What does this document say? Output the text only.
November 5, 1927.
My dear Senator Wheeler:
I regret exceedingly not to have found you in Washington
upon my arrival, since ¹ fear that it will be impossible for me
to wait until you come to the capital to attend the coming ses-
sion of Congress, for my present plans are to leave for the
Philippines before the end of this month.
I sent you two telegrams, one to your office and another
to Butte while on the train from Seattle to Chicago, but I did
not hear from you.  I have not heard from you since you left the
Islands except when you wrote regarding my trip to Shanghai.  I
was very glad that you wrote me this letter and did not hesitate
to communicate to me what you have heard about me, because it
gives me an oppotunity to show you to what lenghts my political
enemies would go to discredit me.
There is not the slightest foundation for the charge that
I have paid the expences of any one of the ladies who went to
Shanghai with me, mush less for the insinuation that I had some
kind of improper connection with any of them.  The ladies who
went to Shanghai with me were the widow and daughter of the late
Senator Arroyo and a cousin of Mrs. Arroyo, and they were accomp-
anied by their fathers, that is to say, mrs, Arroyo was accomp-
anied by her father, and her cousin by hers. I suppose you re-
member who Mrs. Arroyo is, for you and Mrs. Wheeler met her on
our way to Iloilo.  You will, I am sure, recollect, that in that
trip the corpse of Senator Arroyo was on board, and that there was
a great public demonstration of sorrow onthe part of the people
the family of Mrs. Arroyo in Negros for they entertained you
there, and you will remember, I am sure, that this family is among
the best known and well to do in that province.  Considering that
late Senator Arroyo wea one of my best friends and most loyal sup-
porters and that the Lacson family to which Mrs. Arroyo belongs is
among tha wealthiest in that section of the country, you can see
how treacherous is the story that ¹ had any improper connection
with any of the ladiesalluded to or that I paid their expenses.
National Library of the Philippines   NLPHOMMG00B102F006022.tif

---------------

* **REQUIREMENTS**:
Among the entries, how many lines contain the string "sure"? Give the number without anything else.

* **EXERCISE RESPONSE**:
2